** start of Materials provided **

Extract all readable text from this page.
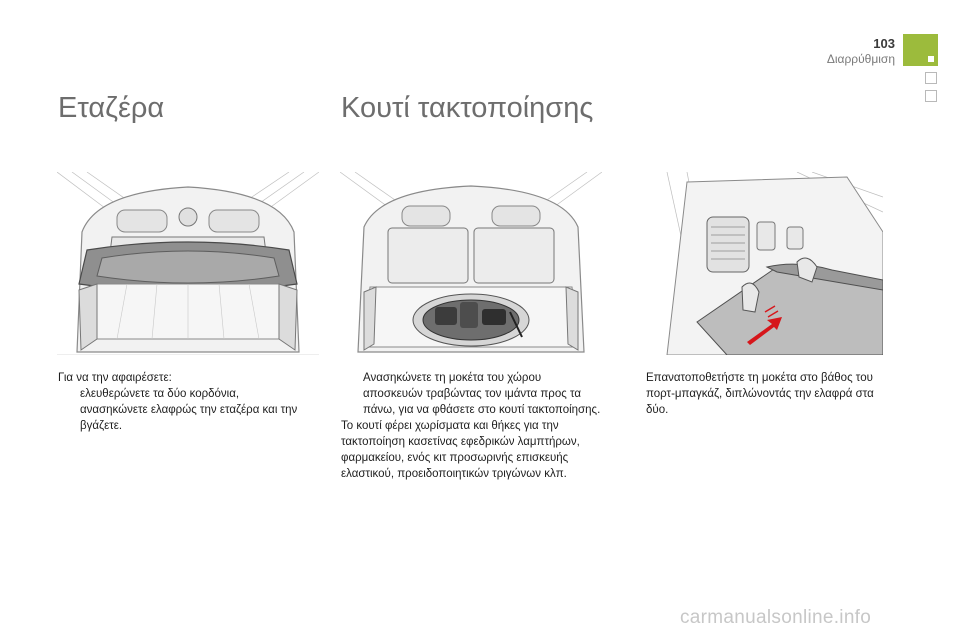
103
Διαρρύθμιση
Εταζέρα	Κουτί τακτοποίησης

Για να την αφαιρέσετε:

ελευθερώνετε τα δύο κορδόνια,
ανασηκώνετε ελαφρώς την εταζέρα και την βγάζετε.
Ανασηκώνετε τη μοκέτα του χώρου αποσκευών τραβώντας τον ιμάντα προς τα πάνω, για να φθάσετε στο κουτί τακτοποίησης.

Το κουτί φέρει χωρίσματα και θήκες για την τακτοποίηση κασετίνας εφεδρικών λαμπτήρων, φαρμακείου, ενός κιτ προσωρινής επισκευής ελαστικού, προειδοποιητικών τριγώνων κλπ.

Επανατοποθετήστε τη μοκέτα στο βάθος του πορτ-μπαγκάζ, διπλώνοντάς την ελαφρά στα δύο.
carmanualsonline.info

** end of Materials provided **

→ **Directions**: Images should not appear in the copy; retype the listing above exactly.

→ **Exercise response**:
Extract all readable text from this page.
103
Διαρρύθμιση
Εταζέρα	Κουτί τακτοποίησης

Για να την αφαιρέσετε:

ελευθερώνετε τα δύο κορδόνια,
ανασηκώνετε ελαφρώς την εταζέρα και την βγάζετε.
Ανασηκώνετε τη μοκέτα του χώρου αποσκευών τραβώντας τον ιμάντα προς τα πάνω, για να φθάσετε στο κουτί τακτοποίησης.

Το κουτί φέρει χωρίσματα και θήκες για την τακτοποίηση κασετίνας εφεδρικών λαμπτήρων, φαρμακείου, ενός κιτ προσωρινής επισκευής ελαστικού, προειδοποιητικών τριγώνων κλπ.

Επανατοποθετήστε τη μοκέτα στο βάθος του πορτ-μπαγκάζ, διπλώνοντάς την ελαφρά στα δύο.
carmanualsonline.info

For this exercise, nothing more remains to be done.